[Records for this task]:
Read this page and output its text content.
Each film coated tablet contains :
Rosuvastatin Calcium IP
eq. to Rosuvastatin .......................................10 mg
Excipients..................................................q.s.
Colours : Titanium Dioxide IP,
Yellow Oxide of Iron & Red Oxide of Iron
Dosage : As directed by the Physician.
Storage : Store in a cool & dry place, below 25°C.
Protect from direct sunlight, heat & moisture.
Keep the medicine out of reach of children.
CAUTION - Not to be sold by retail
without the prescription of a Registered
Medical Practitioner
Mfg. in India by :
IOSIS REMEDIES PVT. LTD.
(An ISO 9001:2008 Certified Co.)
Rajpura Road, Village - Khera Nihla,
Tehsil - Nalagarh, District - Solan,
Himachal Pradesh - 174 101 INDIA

...

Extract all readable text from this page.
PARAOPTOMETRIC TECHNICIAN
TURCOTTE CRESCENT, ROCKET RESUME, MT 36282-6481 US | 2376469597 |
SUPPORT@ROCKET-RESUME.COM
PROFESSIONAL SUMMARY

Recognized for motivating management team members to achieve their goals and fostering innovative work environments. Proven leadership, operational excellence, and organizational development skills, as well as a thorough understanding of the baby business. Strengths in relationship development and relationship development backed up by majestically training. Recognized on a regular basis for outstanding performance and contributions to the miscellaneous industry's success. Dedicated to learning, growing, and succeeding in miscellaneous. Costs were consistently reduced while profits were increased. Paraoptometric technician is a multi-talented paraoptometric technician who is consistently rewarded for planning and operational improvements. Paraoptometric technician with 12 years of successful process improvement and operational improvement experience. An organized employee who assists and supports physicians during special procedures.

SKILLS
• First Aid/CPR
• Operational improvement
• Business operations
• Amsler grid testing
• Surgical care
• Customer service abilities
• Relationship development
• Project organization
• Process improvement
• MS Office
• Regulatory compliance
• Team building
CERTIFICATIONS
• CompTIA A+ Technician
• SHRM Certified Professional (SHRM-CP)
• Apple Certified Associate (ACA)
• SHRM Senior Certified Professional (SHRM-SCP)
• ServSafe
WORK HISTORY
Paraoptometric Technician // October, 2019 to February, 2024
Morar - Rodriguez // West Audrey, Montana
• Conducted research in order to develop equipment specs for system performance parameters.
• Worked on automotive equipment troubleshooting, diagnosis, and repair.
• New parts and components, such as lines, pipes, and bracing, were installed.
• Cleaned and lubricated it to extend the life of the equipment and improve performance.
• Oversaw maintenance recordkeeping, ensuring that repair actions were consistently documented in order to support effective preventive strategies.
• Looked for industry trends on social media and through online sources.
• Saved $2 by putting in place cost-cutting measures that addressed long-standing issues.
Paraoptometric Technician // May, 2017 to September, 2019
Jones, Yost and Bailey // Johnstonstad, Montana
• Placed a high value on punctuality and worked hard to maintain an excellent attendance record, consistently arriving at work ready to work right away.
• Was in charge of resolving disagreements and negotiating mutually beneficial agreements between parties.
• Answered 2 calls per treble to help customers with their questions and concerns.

[Task requirements]:
Review the preceding data and report every line that includes the string "consistently".

[Written answer]:
Recognized for motivating management team members to achieve their goals and fostering innovative work environments. Proven leadership, operational excellence, and organizational development skills, as well as a thorough understanding of the baby business. Strengths in relationship development and relationship development backed up by majestically training. Recognized on a regular basis for outstanding performance and contributions to the miscellaneous industry's success. Dedicated to learning, growing, and succeeding in miscellaneous. Costs were consistently reduced while profits were increased. Paraoptometric technician is a multi-talented paraoptometric technician who is consistently rewarded for planning and operational improvements. Paraoptometric technician with 12 years of successful process improvement and operational improvement experience. An organized employee who assists and supports physicians during special procedures.
• Oversaw maintenance recordkeeping, ensuring that repair actions were consistently documented in order to support effective preventive strategies.
• Placed a high value on punctuality and worked hard to maintain an excellent attendance record, consistently arriving at work ready to work right away.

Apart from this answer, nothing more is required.